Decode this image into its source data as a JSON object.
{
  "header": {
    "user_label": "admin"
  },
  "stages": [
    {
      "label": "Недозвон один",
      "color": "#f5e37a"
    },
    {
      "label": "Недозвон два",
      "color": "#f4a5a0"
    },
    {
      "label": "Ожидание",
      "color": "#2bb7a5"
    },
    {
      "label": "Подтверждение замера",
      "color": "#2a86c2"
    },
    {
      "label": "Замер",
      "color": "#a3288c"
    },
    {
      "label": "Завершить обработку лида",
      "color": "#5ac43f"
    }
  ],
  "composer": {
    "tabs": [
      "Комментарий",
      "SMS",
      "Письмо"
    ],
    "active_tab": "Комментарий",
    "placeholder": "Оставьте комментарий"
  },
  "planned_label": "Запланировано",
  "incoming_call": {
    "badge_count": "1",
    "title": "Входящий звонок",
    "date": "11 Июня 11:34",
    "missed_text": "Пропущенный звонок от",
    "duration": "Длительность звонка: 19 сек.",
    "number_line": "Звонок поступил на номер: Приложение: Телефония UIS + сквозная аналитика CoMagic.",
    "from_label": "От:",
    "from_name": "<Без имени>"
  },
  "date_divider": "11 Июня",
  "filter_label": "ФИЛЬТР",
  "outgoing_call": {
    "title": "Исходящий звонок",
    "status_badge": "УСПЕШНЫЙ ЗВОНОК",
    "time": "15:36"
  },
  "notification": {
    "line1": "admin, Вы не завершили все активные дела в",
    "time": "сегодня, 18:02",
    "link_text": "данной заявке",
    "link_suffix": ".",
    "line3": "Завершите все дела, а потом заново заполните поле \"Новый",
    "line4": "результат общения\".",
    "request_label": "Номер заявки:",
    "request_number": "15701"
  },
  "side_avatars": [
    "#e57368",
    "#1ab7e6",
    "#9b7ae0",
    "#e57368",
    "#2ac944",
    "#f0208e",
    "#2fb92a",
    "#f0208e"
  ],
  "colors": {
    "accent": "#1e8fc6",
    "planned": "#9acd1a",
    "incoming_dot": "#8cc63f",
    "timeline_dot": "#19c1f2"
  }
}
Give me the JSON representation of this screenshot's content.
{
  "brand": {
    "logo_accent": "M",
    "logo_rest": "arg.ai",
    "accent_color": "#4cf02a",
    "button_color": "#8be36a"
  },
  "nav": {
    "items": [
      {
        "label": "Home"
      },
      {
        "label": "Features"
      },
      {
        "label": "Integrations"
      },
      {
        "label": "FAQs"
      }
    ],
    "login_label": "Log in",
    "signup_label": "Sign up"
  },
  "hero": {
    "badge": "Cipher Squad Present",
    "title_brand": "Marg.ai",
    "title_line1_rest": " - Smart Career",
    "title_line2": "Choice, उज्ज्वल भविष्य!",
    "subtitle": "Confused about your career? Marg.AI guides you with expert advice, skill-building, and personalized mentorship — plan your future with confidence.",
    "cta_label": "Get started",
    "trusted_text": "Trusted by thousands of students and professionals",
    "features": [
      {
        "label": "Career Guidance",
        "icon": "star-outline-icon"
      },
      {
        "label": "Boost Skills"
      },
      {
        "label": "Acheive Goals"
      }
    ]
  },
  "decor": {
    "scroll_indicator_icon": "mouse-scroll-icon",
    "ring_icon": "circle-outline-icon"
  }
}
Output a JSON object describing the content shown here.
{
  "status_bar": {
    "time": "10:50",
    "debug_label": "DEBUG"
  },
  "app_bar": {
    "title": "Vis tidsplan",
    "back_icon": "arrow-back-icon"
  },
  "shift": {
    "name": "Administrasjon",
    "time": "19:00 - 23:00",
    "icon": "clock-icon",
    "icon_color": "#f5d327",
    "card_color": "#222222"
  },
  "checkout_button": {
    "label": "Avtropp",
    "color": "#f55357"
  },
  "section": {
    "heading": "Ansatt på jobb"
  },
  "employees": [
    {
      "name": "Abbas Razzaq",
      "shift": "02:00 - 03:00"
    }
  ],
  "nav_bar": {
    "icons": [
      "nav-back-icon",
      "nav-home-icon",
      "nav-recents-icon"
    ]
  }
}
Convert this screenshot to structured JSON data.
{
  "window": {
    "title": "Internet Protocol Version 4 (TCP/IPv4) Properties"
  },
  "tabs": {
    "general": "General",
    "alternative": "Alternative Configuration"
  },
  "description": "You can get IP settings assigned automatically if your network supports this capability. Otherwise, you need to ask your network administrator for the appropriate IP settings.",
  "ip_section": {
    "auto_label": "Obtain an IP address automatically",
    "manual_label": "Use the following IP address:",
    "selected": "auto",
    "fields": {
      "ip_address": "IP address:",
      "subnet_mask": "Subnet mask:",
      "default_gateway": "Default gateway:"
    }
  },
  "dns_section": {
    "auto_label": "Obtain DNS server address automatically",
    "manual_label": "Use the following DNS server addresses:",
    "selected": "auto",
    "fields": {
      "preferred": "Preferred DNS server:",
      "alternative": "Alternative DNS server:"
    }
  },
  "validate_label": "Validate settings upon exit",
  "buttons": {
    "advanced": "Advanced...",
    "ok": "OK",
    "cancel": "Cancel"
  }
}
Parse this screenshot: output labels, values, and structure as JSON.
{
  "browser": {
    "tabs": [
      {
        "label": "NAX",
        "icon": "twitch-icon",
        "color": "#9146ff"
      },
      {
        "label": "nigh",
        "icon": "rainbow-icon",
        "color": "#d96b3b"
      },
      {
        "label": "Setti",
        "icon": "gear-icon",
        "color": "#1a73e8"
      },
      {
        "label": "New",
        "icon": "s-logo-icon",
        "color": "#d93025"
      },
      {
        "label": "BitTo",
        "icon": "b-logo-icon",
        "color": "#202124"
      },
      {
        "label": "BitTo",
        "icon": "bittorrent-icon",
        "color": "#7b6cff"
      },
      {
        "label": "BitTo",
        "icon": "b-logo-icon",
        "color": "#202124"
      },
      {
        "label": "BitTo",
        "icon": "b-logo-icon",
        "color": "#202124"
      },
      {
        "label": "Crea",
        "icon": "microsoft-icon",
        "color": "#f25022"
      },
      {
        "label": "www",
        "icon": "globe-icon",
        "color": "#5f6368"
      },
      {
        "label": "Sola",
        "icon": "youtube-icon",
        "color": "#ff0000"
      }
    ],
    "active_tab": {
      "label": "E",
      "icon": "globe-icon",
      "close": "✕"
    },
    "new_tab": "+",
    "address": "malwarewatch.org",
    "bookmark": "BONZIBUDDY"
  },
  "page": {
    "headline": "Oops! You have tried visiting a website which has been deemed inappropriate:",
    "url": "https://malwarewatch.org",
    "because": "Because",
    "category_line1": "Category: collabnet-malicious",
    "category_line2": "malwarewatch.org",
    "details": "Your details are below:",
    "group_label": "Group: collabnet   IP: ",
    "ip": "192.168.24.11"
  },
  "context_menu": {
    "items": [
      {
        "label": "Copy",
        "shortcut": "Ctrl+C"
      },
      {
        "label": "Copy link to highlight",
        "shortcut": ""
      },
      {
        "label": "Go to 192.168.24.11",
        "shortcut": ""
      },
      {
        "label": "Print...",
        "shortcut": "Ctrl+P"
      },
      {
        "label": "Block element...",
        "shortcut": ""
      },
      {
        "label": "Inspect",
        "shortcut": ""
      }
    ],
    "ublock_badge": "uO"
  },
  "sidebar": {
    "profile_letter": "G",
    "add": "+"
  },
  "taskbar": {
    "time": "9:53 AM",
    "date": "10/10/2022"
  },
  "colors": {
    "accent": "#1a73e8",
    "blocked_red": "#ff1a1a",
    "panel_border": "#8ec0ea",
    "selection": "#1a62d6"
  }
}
--
Stated task
Tally the lines of the records holding the word "this", then give only the resulting number.

Reply
5